Exercise aim:
Look through the entries below and count the lines with the word "Nantou" in them; give only the number.
#### Dataset entries ####
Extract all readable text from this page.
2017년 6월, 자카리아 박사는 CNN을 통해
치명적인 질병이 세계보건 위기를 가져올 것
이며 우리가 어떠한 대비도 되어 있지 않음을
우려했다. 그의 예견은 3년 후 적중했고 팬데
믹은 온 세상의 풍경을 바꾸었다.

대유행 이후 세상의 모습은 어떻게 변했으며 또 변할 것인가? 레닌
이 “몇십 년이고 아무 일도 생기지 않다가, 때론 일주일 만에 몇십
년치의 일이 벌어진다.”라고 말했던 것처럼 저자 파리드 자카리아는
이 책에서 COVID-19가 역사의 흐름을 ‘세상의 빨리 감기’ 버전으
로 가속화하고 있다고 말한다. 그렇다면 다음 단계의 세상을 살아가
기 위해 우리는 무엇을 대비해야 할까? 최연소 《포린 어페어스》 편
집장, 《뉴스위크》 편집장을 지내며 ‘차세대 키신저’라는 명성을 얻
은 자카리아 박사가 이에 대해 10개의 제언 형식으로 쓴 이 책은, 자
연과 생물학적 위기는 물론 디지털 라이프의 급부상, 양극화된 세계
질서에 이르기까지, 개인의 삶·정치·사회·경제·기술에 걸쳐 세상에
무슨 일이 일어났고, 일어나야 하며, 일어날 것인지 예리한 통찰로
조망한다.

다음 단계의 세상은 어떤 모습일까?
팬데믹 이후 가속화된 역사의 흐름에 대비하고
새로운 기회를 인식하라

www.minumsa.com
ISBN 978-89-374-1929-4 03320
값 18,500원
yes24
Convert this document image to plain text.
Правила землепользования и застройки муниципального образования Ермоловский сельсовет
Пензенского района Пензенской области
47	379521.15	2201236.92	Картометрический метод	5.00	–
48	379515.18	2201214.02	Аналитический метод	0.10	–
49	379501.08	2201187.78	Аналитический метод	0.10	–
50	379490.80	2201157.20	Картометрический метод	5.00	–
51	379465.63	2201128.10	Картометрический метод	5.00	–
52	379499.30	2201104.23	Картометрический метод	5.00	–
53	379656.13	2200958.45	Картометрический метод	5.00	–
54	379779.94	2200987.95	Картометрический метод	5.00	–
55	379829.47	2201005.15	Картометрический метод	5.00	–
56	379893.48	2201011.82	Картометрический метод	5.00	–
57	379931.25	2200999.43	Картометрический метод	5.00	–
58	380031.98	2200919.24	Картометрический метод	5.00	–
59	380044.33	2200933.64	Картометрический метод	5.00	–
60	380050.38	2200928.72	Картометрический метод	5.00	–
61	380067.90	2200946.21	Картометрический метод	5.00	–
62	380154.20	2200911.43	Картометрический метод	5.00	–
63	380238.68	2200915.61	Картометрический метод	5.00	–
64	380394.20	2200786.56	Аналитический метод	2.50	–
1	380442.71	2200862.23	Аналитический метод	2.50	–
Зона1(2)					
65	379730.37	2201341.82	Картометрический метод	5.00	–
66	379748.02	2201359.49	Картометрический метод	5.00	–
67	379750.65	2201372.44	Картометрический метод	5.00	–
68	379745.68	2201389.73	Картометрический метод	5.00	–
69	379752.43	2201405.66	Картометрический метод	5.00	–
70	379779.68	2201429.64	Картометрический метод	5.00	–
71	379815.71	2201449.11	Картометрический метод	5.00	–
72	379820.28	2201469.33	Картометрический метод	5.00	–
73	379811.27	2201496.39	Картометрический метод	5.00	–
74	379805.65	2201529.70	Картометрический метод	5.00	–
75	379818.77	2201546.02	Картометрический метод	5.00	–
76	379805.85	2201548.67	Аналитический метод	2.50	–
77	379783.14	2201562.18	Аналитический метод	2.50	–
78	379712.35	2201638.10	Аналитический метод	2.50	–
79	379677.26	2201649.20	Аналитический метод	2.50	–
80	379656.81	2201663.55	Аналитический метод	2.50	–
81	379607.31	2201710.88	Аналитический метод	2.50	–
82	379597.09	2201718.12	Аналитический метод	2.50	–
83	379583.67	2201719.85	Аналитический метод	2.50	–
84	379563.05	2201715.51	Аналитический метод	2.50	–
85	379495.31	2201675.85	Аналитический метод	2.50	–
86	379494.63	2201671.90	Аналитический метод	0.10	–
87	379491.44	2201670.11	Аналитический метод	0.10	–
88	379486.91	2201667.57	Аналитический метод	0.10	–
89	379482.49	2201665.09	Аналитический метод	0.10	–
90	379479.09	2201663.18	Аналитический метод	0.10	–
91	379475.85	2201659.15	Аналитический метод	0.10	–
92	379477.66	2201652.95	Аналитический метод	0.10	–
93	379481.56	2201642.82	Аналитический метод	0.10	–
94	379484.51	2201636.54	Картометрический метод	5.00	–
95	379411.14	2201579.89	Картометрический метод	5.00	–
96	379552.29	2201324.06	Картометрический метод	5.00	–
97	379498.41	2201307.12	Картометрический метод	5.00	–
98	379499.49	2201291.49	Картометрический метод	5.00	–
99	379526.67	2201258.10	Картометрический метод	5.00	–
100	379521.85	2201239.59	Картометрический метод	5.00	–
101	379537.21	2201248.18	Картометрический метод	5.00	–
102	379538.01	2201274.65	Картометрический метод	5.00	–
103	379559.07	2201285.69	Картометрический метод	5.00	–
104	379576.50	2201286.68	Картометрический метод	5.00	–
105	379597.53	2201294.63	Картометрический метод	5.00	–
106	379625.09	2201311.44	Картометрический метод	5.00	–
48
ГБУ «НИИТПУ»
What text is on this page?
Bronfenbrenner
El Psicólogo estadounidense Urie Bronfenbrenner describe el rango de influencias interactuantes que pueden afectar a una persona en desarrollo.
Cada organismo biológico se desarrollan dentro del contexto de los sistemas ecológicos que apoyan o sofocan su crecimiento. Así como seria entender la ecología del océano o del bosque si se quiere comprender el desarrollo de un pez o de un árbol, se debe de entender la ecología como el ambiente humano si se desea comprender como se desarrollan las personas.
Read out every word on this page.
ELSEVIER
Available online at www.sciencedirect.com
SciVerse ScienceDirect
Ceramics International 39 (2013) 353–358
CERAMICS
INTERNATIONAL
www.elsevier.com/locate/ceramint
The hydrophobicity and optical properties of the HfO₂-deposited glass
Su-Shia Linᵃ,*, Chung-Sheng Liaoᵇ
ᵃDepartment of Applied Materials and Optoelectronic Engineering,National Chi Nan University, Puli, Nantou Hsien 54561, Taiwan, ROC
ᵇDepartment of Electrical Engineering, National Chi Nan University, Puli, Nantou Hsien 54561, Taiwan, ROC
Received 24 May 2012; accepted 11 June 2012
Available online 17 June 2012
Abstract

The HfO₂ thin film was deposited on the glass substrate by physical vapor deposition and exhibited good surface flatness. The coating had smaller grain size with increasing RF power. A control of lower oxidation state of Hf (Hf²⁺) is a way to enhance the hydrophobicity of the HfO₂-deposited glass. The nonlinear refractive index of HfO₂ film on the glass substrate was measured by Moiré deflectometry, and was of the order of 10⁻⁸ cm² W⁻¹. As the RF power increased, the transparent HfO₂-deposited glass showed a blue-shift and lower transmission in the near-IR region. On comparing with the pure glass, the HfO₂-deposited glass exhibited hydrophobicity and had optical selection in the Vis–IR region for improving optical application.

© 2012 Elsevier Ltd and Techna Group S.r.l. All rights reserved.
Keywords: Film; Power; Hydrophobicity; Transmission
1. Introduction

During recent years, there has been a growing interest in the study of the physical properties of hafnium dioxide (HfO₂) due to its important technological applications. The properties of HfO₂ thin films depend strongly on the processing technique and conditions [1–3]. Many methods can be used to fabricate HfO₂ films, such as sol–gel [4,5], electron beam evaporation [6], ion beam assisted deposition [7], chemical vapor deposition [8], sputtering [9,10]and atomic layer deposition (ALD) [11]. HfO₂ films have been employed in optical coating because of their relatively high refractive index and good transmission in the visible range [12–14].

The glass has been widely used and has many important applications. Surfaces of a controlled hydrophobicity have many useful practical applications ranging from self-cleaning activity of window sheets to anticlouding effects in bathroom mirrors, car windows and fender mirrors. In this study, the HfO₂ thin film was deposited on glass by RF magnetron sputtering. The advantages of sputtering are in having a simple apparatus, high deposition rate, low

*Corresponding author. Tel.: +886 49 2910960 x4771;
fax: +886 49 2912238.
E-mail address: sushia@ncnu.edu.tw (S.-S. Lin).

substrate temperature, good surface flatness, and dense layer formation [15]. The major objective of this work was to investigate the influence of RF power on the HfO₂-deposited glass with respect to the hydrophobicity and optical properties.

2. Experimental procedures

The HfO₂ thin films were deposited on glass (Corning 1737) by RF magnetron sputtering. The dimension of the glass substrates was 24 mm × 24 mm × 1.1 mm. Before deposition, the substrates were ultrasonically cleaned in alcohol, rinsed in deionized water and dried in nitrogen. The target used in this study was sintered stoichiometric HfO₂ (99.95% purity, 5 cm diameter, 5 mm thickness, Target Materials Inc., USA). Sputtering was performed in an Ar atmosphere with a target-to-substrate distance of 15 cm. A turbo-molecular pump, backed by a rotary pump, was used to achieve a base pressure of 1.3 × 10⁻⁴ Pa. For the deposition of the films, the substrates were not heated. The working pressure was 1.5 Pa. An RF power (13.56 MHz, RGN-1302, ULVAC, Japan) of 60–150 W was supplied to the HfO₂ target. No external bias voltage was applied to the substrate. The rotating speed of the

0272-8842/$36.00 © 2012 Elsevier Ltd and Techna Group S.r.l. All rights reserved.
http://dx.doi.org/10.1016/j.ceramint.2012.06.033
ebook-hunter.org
####
Correct answer:
2